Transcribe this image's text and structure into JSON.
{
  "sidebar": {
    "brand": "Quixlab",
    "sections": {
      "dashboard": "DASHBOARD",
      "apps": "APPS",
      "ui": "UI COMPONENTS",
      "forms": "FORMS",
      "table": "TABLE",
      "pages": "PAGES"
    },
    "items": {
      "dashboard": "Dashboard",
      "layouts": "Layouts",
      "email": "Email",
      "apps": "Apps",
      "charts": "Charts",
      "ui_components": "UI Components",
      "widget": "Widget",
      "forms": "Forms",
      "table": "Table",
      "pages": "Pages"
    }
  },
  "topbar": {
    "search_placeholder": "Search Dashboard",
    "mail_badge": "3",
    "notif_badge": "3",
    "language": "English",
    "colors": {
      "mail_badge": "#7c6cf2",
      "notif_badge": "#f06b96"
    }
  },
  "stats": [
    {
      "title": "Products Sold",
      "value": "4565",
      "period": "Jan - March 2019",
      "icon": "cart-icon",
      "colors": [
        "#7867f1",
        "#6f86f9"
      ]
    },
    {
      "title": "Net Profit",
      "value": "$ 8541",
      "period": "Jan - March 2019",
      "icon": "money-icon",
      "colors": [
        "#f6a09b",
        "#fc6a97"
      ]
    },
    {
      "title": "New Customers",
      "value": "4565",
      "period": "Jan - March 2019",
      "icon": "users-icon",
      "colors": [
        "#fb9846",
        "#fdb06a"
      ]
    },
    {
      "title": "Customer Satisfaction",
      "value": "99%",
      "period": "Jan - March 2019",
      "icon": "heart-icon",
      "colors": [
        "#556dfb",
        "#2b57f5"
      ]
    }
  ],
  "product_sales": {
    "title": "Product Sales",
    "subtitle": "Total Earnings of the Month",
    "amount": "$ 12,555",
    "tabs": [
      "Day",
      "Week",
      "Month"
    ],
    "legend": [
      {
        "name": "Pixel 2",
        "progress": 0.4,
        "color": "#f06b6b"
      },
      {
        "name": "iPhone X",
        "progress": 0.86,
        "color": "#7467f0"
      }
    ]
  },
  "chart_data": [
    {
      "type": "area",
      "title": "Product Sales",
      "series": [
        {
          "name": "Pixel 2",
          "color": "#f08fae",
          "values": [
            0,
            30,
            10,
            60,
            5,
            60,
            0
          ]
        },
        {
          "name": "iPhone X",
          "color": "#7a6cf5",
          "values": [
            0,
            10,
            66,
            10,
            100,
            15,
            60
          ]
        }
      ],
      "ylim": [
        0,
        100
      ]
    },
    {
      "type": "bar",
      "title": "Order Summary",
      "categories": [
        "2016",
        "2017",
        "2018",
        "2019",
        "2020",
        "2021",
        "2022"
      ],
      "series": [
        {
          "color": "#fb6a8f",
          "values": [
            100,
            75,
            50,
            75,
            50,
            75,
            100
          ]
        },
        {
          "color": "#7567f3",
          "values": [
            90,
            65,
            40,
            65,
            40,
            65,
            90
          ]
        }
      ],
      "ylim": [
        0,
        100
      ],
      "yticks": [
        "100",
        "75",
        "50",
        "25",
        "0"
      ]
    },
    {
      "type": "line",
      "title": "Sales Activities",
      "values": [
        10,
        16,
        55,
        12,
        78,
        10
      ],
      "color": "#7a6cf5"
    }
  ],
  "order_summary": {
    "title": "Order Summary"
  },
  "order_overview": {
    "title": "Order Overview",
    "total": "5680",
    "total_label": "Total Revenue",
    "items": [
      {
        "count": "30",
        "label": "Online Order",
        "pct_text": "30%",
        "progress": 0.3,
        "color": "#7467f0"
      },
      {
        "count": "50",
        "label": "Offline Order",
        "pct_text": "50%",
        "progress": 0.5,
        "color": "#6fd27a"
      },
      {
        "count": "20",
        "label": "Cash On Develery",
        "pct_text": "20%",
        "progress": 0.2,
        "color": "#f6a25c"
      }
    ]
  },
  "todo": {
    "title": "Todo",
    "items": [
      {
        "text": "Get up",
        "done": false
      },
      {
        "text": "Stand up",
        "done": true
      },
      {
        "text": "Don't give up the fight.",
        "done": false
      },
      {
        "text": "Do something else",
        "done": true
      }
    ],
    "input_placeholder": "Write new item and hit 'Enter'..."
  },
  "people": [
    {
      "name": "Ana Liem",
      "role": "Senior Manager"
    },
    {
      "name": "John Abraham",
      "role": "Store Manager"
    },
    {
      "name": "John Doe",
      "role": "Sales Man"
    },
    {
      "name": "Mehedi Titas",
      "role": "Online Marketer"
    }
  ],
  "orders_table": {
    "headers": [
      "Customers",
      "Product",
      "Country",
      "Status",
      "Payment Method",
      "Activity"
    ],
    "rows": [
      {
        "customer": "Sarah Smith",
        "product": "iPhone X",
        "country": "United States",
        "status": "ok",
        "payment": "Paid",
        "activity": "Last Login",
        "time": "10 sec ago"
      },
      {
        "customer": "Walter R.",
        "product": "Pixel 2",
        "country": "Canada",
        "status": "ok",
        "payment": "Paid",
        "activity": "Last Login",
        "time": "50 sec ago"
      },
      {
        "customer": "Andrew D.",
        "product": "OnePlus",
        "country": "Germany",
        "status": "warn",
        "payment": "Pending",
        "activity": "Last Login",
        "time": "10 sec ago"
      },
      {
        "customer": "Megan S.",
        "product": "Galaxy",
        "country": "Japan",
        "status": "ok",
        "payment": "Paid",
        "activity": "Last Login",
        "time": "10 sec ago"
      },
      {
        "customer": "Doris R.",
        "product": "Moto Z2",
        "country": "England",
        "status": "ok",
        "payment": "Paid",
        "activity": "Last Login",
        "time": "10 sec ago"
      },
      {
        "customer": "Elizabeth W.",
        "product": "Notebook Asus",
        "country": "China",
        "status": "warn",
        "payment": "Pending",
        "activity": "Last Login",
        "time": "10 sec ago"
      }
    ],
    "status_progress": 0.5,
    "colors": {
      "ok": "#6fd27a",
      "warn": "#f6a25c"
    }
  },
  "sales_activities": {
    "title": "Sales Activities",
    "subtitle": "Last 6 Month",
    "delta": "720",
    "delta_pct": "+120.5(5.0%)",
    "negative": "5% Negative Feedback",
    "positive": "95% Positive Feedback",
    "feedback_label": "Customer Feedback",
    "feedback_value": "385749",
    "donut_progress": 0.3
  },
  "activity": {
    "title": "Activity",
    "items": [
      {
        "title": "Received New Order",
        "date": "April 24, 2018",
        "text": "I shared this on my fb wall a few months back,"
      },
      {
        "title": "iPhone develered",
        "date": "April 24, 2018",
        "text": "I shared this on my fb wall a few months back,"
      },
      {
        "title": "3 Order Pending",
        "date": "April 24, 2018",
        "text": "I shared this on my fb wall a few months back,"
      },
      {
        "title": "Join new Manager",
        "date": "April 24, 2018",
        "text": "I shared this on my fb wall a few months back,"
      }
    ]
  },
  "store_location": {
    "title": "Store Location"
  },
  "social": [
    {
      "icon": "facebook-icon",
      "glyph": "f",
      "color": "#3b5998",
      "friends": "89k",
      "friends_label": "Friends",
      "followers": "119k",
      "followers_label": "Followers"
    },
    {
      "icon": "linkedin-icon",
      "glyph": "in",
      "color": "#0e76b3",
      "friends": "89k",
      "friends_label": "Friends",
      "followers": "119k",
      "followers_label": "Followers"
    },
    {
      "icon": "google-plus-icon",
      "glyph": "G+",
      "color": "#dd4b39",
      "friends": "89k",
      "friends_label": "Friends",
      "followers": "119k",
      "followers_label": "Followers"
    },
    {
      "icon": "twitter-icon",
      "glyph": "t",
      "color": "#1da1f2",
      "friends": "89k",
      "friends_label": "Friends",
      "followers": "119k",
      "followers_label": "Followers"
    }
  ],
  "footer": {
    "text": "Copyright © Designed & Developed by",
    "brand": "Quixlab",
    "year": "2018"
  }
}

........

◆ **Exercise brief**:
From the entries above, copy every line containing the word "role".

◆ **Output of the exercise**:
      "role": "Senior Manager"
      "role": "Store Manager"
      "role": "Sales Man"
      "role": "Online Marketer"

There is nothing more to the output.